Description of the task
Repeat the material exactly, every line of it.

[begin Provided records]

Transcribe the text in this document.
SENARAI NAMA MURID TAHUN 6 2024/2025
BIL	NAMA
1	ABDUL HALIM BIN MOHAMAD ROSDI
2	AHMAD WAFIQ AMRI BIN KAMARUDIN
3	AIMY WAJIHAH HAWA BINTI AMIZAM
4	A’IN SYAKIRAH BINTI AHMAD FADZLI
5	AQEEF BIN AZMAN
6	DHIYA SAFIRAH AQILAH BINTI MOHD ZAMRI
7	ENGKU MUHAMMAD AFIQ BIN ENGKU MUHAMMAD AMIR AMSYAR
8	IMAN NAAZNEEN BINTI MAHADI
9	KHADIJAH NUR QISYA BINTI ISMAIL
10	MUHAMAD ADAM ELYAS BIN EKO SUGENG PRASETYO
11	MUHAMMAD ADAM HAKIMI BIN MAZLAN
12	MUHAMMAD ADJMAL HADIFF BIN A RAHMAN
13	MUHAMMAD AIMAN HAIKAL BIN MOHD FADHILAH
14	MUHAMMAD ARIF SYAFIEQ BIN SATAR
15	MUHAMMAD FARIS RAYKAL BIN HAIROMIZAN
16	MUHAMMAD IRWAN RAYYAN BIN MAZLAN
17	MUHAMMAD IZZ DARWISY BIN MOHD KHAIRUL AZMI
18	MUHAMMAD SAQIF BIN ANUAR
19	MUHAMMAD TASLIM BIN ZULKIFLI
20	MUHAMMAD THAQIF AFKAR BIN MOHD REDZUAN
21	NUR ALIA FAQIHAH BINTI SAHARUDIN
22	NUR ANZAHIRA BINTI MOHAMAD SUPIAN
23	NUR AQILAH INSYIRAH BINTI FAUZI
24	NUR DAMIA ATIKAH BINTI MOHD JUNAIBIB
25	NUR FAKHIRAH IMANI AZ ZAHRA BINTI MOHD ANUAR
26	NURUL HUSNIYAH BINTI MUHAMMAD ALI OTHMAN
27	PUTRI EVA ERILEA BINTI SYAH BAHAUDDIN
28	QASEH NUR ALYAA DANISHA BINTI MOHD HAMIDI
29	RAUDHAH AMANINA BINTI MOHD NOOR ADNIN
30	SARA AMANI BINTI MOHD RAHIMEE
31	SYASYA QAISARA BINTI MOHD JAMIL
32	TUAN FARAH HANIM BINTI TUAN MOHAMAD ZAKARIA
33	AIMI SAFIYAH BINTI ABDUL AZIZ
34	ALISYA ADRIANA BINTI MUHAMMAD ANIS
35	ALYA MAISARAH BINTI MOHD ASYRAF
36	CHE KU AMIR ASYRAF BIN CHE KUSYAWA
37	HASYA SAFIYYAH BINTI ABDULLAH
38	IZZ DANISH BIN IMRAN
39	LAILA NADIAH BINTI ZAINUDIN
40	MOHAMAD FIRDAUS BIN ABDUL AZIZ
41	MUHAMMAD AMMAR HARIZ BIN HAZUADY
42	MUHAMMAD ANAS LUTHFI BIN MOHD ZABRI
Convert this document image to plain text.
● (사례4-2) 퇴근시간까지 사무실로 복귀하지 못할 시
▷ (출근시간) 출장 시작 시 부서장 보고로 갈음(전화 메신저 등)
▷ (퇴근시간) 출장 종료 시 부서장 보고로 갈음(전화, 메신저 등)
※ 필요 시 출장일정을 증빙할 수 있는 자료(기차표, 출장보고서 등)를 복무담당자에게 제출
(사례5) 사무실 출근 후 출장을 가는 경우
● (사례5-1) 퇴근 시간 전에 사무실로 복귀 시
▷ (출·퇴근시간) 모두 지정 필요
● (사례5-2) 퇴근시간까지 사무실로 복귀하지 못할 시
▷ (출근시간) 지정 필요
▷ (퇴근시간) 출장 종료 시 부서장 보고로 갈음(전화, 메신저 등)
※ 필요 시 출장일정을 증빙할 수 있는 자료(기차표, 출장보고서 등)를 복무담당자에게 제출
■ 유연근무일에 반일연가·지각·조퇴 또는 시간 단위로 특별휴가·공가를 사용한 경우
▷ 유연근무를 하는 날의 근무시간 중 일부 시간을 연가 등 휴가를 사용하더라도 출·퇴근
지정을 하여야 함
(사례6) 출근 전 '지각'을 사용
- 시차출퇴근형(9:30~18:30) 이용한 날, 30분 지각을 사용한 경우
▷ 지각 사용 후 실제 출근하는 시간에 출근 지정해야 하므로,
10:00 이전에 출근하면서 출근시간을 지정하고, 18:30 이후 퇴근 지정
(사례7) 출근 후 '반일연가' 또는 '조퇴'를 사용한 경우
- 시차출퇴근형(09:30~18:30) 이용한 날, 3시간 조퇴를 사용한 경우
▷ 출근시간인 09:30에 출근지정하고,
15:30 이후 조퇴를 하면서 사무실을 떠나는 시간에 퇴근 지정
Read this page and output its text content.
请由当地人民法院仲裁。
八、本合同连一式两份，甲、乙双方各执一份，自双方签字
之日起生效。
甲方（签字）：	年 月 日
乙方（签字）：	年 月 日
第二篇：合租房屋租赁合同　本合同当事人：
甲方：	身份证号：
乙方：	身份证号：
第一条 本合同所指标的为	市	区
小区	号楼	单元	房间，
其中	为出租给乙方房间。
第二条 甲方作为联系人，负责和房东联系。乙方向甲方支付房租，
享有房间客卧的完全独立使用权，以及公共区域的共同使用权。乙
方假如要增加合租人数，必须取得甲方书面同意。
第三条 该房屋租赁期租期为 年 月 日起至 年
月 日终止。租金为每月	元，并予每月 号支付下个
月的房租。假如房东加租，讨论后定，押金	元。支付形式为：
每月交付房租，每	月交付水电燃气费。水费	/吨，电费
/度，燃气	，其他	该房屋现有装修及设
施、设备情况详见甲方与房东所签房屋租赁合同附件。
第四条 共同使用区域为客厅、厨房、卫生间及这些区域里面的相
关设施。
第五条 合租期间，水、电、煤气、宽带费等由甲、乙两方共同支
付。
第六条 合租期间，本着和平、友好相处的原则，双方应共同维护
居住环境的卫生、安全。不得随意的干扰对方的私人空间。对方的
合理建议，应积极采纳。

[end Provided records]

Complete response
Transcribe the text in this document.
SENARAI NAMA MURID TAHUN 6 2024/2025
BIL	NAMA
1	ABDUL HALIM BIN MOHAMAD ROSDI
2	AHMAD WAFIQ AMRI BIN KAMARUDIN
3	AIMY WAJIHAH HAWA BINTI AMIZAM
4	A’IN SYAKIRAH BINTI AHMAD FADZLI
5	AQEEF BIN AZMAN
6	DHIYA SAFIRAH AQILAH BINTI MOHD ZAMRI
7	ENGKU MUHAMMAD AFIQ BIN ENGKU MUHAMMAD AMIR AMSYAR
8	IMAN NAAZNEEN BINTI MAHADI
9	KHADIJAH NUR QISYA BINTI ISMAIL
10	MUHAMAD ADAM ELYAS BIN EKO SUGENG PRASETYO
11	MUHAMMAD ADAM HAKIMI BIN MAZLAN
12	MUHAMMAD ADJMAL HADIFF BIN A RAHMAN
13	MUHAMMAD AIMAN HAIKAL BIN MOHD FADHILAH
14	MUHAMMAD ARIF SYAFIEQ BIN SATAR
15	MUHAMMAD FARIS RAYKAL BIN HAIROMIZAN
16	MUHAMMAD IRWAN RAYYAN BIN MAZLAN
17	MUHAMMAD IZZ DARWISY BIN MOHD KHAIRUL AZMI
18	MUHAMMAD SAQIF BIN ANUAR
19	MUHAMMAD TASLIM BIN ZULKIFLI
20	MUHAMMAD THAQIF AFKAR BIN MOHD REDZUAN
21	NUR ALIA FAQIHAH BINTI SAHARUDIN
22	NUR ANZAHIRA BINTI MOHAMAD SUPIAN
23	NUR AQILAH INSYIRAH BINTI FAUZI
24	NUR DAMIA ATIKAH BINTI MOHD JUNAIBIB
25	NUR FAKHIRAH IMANI AZ ZAHRA BINTI MOHD ANUAR
26	NURUL HUSNIYAH BINTI MUHAMMAD ALI OTHMAN
27	PUTRI EVA ERILEA BINTI SYAH BAHAUDDIN
28	QASEH NUR ALYAA DANISHA BINTI MOHD HAMIDI
29	RAUDHAH AMANINA BINTI MOHD NOOR ADNIN
30	SARA AMANI BINTI MOHD RAHIMEE
31	SYASYA QAISARA BINTI MOHD JAMIL
32	TUAN FARAH HANIM BINTI TUAN MOHAMAD ZAKARIA
33	AIMI SAFIYAH BINTI ABDUL AZIZ
34	ALISYA ADRIANA BINTI MUHAMMAD ANIS
35	ALYA MAISARAH BINTI MOHD ASYRAF
36	CHE KU AMIR ASYRAF BIN CHE KUSYAWA
37	HASYA SAFIYYAH BINTI ABDULLAH
38	IZZ DANISH BIN IMRAN
39	LAILA NADIAH BINTI ZAINUDIN
40	MOHAMAD FIRDAUS BIN ABDUL AZIZ
41	MUHAMMAD AMMAR HARIZ BIN HAZUADY
42	MUHAMMAD ANAS LUTHFI BIN MOHD ZABRI
Convert this document image to plain text.
● (사례4-2) 퇴근시간까지 사무실로 복귀하지 못할 시
▷ (출근시간) 출장 시작 시 부서장 보고로 갈음(전화 메신저 등)
▷ (퇴근시간) 출장 종료 시 부서장 보고로 갈음(전화, 메신저 등)
※ 필요 시 출장일정을 증빙할 수 있는 자료(기차표, 출장보고서 등)를 복무담당자에게 제출
(사례5) 사무실 출근 후 출장을 가는 경우
● (사례5-1) 퇴근 시간 전에 사무실로 복귀 시
▷ (출·퇴근시간) 모두 지정 필요
● (사례5-2) 퇴근시간까지 사무실로 복귀하지 못할 시
▷ (출근시간) 지정 필요
▷ (퇴근시간) 출장 종료 시 부서장 보고로 갈음(전화, 메신저 등)
※ 필요 시 출장일정을 증빙할 수 있는 자료(기차표, 출장보고서 등)를 복무담당자에게 제출
■ 유연근무일에 반일연가·지각·조퇴 또는 시간 단위로 특별휴가·공가를 사용한 경우
▷ 유연근무를 하는 날의 근무시간 중 일부 시간을 연가 등 휴가를 사용하더라도 출·퇴근
지정을 하여야 함
(사례6) 출근 전 '지각'을 사용
- 시차출퇴근형(9:30~18:30) 이용한 날, 30분 지각을 사용한 경우
▷ 지각 사용 후 실제 출근하는 시간에 출근 지정해야 하므로,
10:00 이전에 출근하면서 출근시간을 지정하고, 18:30 이후 퇴근 지정
(사례7) 출근 후 '반일연가' 또는 '조퇴'를 사용한 경우
- 시차출퇴근형(09:30~18:30) 이용한 날, 3시간 조퇴를 사용한 경우
▷ 출근시간인 09:30에 출근지정하고,
15:30 이후 조퇴를 하면서 사무실을 떠나는 시간에 퇴근 지정
Read this page and output its text content.
请由当地人民法院仲裁。
八、本合同连一式两份，甲、乙双方各执一份，自双方签字
之日起生效。
甲方（签字）：	年 月 日
乙方（签字）：	年 月 日
第二篇：合租房屋租赁合同　本合同当事人：
甲方：	身份证号：
乙方：	身份证号：
第一条 本合同所指标的为	市	区
小区	号楼	单元	房间，
其中	为出租给乙方房间。
第二条 甲方作为联系人，负责和房东联系。乙方向甲方支付房租，
享有房间客卧的完全独立使用权，以及公共区域的共同使用权。乙
方假如要增加合租人数，必须取得甲方书面同意。
第三条 该房屋租赁期租期为 年 月 日起至 年
月 日终止。租金为每月	元，并予每月 号支付下个
月的房租。假如房东加租，讨论后定，押金	元。支付形式为：
每月交付房租，每	月交付水电燃气费。水费	/吨，电费
/度，燃气	，其他	该房屋现有装修及设
施、设备情况详见甲方与房东所签房屋租赁合同附件。
第四条 共同使用区域为客厅、厨房、卫生间及这些区域里面的相
关设施。
第五条 合租期间，水、电、煤气、宽带费等由甲、乙两方共同支
付。
第六条 合租期间，本着和平、友好相处的原则，双方应共同维护
居住环境的卫生、安全。不得随意的干扰对方的私人空间。对方的
合理建议，应积极采纳。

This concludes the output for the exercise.